-- PROBLEM DETAILS --
Extract every line of the material below and reproduce it faithfully.

***** DATA LINES

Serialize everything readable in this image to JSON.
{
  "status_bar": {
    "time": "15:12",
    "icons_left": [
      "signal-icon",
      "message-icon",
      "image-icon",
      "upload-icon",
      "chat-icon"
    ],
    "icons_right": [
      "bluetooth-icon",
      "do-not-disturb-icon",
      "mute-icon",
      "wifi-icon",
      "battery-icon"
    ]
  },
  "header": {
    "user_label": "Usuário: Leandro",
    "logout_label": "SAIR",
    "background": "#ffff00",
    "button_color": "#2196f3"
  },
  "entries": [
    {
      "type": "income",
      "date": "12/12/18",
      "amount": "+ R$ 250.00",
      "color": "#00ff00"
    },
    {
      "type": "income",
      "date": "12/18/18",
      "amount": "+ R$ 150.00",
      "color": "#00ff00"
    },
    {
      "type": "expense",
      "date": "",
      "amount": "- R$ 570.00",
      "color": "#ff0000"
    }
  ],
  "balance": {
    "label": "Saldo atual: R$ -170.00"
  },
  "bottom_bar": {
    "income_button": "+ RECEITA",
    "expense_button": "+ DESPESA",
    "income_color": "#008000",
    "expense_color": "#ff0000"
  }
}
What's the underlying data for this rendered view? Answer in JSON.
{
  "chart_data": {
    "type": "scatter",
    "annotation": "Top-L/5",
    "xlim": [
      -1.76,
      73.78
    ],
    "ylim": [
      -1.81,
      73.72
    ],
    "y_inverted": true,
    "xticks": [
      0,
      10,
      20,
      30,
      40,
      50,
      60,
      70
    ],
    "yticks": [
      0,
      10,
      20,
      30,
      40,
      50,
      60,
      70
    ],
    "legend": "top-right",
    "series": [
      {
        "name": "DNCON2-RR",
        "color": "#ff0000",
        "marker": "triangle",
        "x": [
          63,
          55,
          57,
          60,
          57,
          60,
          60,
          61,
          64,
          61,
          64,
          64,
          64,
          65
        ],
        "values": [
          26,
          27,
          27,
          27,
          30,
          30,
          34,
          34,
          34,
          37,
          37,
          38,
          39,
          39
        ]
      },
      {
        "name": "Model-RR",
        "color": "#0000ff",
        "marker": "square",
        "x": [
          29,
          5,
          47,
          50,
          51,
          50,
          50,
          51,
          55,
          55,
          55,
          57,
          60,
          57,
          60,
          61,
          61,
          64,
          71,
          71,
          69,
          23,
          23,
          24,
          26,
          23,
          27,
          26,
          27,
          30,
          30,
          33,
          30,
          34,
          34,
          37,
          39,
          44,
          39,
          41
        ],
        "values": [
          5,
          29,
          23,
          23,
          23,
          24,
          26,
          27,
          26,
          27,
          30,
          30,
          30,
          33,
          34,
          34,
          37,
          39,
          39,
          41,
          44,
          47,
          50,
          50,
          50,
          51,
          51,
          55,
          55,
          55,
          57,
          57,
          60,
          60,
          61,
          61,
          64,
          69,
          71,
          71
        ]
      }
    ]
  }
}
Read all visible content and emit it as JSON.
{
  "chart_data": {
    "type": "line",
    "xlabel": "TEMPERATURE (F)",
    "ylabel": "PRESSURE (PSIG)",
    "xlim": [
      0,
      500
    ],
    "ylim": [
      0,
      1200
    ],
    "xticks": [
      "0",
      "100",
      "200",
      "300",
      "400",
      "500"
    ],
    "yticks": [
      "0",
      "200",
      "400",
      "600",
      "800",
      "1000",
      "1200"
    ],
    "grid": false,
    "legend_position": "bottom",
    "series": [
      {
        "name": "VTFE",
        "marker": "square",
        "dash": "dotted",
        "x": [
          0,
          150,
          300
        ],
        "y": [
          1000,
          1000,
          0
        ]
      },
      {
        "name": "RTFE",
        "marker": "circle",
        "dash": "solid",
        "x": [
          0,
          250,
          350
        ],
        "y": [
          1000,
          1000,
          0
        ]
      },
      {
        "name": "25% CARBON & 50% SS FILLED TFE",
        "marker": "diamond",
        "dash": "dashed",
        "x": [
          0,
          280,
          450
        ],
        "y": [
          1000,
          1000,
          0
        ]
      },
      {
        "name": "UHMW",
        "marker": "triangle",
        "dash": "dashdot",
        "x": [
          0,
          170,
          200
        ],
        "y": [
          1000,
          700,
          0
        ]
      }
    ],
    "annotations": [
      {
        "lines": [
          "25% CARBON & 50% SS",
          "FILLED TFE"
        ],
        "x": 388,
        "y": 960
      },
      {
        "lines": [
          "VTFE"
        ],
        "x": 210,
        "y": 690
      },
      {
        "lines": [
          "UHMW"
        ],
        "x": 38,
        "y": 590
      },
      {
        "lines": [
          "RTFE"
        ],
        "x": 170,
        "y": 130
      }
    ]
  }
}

**********

-- EXERCISE RESPONSE --
Serialize everything readable in this image to JSON.
{
  "status_bar": {
    "time": "15:12",
    "icons_left": [
      "signal-icon",
      "message-icon",
      "image-icon",
      "upload-icon",
      "chat-icon"
    ],
    "icons_right": [
      "bluetooth-icon",
      "do-not-disturb-icon",
      "mute-icon",
      "wifi-icon",
      "battery-icon"
    ]
  },
  "header": {
    "user_label": "Usuário: Leandro",
    "logout_label": "SAIR",
    "background": "#ffff00",
    "button_color": "#2196f3"
  },
  "entries": [
    {
      "type": "income",
      "date": "12/12/18",
      "amount": "+ R$ 250.00",
      "color": "#00ff00"
    },
    {
      "type": "income",
      "date": "12/18/18",
      "amount": "+ R$ 150.00",
      "color": "#00ff00"
    },
    {
      "type": "expense",
      "date": "",
      "amount": "- R$ 570.00",
      "color": "#ff0000"
    }
  ],
  "balance": {
    "label": "Saldo atual: R$ -170.00"
  },
  "bottom_bar": {
    "income_button": "+ RECEITA",
    "expense_button": "+ DESPESA",
    "income_color": "#008000",
    "expense_color": "#ff0000"
  }
}
What's the underlying data for this rendered view? Answer in JSON.
{
  "chart_data": {
    "type": "scatter",
    "annotation": "Top-L/5",
    "xlim": [
      -1.76,
      73.78
    ],
    "ylim": [
      -1.81,
      73.72
    ],
    "y_inverted": true,
    "xticks": [
      0,
      10,
      20,
      30,
      40,
      50,
      60,
      70
    ],
    "yticks": [
      0,
      10,
      20,
      30,
      40,
      50,
      60,
      70
    ],
    "legend": "top-right",
    "series": [
      {
        "name": "DNCON2-RR",
        "color": "#ff0000",
        "marker": "triangle",
        "x": [
          63,
          55,
          57,
          60,
          57,
          60,
          60,
          61,
          64,
          61,
          64,
          64,
          64,
          65
        ],
        "values": [
          26,
          27,
          27,
          27,
          30,
          30,
          34,
          34,
          34,
          37,
          37,
          38,
          39,
          39
        ]
      },
      {
        "name": "Model-RR",
        "color": "#0000ff",
        "marker": "square",
        "x": [
          29,
          5,
          47,
          50,
          51,
          50,
          50,
          51,
          55,
          55,
          55,
          57,
          60,
          57,
          60,
          61,
          61,
          64,
          71,
          71,
          69,
          23,
          23,
          24,
          26,
          23,
          27,
          26,
          27,
          30,
          30,
          33,
          30,
          34,
          34,
          37,
          39,
          44,
          39,
          41
        ],
        "values": [
          5,
          29,
          23,
          23,
          23,
          24,
          26,
          27,
          26,
          27,
          30,
          30,
          30,
          33,
          34,
          34,
          37,
          39,
          39,
          41,
          44,
          47,
          50,
          50,
          50,
          51,
          51,
          55,
          55,
          55,
          57,
          57,
          60,
          60,
          61,
          61,
          64,
          69,
          71,
          71
        ]
      }
    ]
  }
}
Read all visible content and emit it as JSON.
{
  "chart_data": {
    "type": "line",
    "xlabel": "TEMPERATURE (F)",
    "ylabel": "PRESSURE (PSIG)",
    "xlim": [
      0,
      500
    ],
    "ylim": [
      0,
      1200
    ],
    "xticks": [
      "0",
      "100",
      "200",
      "300",
      "400",
      "500"
    ],
    "yticks": [
      "0",
      "200",
      "400",
      "600",
      "800",
      "1000",
      "1200"
    ],
    "grid": false,
    "legend_position": "bottom",
    "series": [
      {
        "name": "VTFE",
        "marker": "square",
        "dash": "dotted",
        "x": [
          0,
          150,
          300
        ],
        "y": [
          1000,
          1000,
          0
        ]
      },
      {
        "name": "RTFE",
        "marker": "circle",
        "dash": "solid",
        "x": [
          0,
          250,
          350
        ],
        "y": [
          1000,
          1000,
          0
        ]
      },
      {
        "name": "25% CARBON & 50% SS FILLED TFE",
        "marker": "diamond",
        "dash": "dashed",
        "x": [
          0,
          280,
          450
        ],
        "y": [
          1000,
          1000,
          0
        ]
      },
      {
        "name": "UHMW",
        "marker": "triangle",
        "dash": "dashdot",
        "x": [
          0,
          170,
          200
        ],
        "y": [
          1000,
          700,
          0
        ]
      }
    ],
    "annotations": [
      {
        "lines": [
          "25% CARBON & 50% SS",
          "FILLED TFE"
        ],
        "x": 388,
        "y": 960
      },
      {
        "lines": [
          "VTFE"
        ],
        "x": 210,
        "y": 690
      },
      {
        "lines": [
          "UHMW"
        ],
        "x": 38,
        "y": 590
      },
      {
        "lines": [
          "RTFE"
        ],
        "x": 170,
        "y": 130
      }
    ]
  }
}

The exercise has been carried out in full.